#### PROVIDED RECORDS:
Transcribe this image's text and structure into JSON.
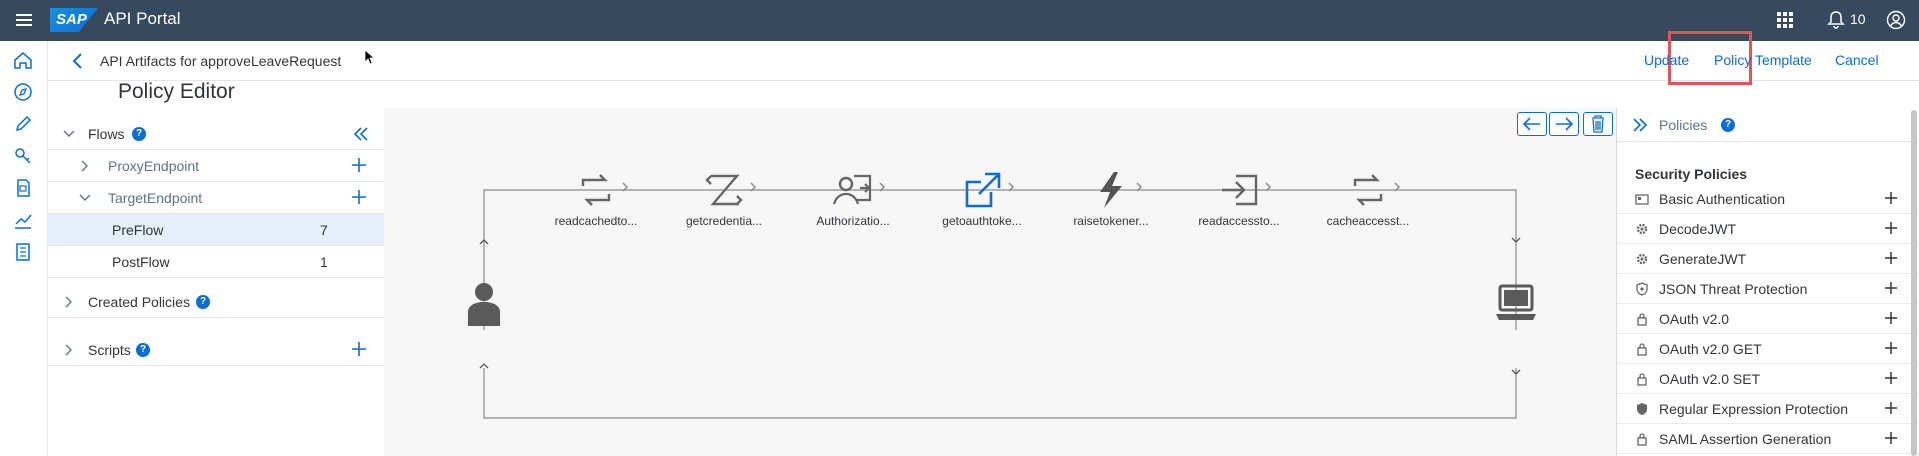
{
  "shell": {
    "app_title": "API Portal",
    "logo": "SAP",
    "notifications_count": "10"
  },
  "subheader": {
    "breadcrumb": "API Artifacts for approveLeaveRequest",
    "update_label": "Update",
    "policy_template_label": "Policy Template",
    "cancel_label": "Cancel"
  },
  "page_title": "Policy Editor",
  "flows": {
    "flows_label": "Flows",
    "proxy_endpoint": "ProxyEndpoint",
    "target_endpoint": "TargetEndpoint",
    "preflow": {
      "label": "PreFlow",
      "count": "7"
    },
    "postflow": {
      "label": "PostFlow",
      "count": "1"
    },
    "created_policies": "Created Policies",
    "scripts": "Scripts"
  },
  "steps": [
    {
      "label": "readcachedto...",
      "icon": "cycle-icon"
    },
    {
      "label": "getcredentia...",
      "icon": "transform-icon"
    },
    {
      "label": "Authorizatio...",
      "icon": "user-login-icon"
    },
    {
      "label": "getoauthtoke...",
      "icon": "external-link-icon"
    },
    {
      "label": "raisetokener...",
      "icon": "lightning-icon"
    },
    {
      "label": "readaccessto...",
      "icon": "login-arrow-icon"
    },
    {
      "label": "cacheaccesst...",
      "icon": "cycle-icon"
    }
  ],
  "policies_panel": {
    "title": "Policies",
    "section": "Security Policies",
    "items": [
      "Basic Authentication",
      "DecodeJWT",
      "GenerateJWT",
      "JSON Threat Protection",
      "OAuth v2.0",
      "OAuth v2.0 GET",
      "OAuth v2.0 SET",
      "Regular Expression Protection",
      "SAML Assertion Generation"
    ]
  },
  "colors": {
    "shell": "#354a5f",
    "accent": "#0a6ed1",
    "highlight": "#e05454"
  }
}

#### REQUIRED WORK:
Pick out, from the lines above, every one that contains the string "icon".

#### RESPONSE TO THIS TASK:
      "icon": "cycle-icon"
      "icon": "transform-icon"
      "icon": "user-login-icon"
      "icon": "external-link-icon"
      "icon": "lightning-icon"
      "icon": "login-arrow-icon"
      "icon": "cycle-icon"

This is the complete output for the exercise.